● **Exercise**
Every line that contains the word "principle" should be copied.

● **Material shown**
*****

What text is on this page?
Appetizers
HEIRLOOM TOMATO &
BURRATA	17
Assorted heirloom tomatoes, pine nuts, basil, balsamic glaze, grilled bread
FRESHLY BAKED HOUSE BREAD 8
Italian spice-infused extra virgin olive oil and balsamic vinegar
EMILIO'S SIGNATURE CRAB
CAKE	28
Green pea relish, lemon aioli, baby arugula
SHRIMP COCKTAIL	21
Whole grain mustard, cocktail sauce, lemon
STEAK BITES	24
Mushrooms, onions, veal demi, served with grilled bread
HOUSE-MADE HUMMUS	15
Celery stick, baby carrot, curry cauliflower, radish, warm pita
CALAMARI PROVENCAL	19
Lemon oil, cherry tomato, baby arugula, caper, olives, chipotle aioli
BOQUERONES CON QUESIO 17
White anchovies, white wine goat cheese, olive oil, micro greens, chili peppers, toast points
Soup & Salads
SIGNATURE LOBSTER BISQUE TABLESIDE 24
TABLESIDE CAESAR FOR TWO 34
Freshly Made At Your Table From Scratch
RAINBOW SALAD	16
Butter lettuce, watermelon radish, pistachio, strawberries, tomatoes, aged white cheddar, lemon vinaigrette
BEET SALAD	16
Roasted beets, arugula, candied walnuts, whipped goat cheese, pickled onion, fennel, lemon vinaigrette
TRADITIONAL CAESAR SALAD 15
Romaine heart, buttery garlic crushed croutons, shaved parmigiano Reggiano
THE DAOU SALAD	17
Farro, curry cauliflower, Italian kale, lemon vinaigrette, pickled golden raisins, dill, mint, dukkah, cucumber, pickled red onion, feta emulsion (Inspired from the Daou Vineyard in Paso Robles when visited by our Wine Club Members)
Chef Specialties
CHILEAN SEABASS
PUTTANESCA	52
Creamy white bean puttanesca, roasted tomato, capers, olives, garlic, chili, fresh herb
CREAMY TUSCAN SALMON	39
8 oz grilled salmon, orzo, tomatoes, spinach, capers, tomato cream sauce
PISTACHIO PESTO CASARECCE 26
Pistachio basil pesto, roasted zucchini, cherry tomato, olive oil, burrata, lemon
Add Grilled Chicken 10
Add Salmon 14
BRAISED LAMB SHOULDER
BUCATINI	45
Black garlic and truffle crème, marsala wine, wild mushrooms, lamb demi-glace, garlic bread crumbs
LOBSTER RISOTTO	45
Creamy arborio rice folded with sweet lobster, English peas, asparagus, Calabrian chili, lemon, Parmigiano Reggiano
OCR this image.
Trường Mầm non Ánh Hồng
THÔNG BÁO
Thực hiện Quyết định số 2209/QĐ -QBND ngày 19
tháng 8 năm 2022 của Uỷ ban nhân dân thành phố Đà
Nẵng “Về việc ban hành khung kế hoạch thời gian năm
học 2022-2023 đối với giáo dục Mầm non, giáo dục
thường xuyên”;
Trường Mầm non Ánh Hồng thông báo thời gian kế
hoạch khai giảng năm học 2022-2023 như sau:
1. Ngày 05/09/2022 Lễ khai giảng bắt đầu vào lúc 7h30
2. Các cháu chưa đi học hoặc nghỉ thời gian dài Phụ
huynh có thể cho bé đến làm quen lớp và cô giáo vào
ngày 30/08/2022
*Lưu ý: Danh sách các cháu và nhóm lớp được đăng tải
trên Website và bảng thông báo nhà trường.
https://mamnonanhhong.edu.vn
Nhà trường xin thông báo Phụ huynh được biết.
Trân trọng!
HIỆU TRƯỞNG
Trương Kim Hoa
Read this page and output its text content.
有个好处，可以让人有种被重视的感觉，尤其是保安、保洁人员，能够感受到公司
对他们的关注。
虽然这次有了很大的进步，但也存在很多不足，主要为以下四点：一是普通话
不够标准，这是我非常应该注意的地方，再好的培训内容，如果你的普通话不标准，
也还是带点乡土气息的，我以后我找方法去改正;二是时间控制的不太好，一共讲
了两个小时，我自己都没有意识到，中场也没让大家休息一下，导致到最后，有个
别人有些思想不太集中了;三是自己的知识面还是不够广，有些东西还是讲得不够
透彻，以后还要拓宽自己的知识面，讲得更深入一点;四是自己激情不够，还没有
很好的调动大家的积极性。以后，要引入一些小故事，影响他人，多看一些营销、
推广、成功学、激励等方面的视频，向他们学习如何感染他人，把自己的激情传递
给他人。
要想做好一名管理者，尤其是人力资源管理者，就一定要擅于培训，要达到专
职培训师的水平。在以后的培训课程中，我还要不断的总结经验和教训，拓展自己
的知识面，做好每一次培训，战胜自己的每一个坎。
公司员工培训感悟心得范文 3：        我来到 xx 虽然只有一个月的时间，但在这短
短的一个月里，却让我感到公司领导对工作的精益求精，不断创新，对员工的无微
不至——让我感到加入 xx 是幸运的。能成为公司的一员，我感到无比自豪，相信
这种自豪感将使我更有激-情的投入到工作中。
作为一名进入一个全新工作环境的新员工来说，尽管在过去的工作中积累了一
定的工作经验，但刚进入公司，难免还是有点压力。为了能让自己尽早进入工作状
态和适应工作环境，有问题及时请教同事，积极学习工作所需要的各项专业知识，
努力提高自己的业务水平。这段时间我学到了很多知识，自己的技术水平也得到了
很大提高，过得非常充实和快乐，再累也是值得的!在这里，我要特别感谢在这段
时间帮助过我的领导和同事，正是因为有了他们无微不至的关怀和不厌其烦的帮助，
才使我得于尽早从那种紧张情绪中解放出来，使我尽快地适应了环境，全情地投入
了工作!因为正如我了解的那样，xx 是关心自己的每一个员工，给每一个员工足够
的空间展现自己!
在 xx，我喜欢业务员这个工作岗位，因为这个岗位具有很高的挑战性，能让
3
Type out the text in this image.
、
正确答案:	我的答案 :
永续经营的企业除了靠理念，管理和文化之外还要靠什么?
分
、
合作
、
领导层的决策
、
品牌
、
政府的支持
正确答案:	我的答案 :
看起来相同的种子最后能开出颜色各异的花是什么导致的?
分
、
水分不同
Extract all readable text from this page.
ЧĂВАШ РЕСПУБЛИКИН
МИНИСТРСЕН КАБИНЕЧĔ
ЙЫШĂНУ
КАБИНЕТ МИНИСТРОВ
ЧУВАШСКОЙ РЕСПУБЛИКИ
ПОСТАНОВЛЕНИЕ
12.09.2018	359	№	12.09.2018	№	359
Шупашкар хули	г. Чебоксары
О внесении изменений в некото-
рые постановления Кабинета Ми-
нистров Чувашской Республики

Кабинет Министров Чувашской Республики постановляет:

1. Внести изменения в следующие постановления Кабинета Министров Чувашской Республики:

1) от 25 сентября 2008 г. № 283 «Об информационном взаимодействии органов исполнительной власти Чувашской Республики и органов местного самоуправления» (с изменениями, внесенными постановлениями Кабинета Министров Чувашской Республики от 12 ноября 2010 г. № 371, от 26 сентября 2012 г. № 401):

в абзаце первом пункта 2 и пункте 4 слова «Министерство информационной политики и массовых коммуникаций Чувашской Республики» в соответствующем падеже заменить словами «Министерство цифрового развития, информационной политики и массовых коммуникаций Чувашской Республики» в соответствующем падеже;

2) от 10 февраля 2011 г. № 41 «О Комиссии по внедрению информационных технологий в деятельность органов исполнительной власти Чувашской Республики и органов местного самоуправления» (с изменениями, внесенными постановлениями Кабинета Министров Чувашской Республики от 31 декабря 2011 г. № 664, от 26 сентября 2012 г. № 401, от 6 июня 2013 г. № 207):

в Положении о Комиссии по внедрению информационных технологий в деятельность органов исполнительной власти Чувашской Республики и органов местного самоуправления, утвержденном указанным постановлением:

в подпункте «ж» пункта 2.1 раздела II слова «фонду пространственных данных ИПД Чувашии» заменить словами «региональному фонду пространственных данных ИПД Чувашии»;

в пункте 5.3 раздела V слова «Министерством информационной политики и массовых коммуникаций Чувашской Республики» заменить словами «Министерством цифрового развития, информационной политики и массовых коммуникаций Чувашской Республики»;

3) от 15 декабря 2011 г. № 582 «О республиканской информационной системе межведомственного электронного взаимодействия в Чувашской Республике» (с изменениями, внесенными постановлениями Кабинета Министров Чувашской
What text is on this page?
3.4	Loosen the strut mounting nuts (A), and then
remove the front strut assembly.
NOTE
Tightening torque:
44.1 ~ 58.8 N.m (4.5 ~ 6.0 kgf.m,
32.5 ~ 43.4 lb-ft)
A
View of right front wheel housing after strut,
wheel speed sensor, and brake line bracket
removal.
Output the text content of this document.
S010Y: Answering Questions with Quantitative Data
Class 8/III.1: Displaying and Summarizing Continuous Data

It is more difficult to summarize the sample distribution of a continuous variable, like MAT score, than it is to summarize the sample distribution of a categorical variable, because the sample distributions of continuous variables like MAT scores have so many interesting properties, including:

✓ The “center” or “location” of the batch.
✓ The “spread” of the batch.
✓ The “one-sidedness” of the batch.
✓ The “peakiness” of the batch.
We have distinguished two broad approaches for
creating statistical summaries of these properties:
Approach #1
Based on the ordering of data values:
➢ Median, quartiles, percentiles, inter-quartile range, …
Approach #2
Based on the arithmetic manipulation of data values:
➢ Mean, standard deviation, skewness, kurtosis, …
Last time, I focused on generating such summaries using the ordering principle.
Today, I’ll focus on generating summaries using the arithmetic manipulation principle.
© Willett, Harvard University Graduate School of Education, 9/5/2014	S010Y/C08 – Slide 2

*****

● **Full answer**
Last time, I focused on generating such summaries using the ordering principle.
Today, I’ll focus on generating summaries using the arithmetic manipulation principle.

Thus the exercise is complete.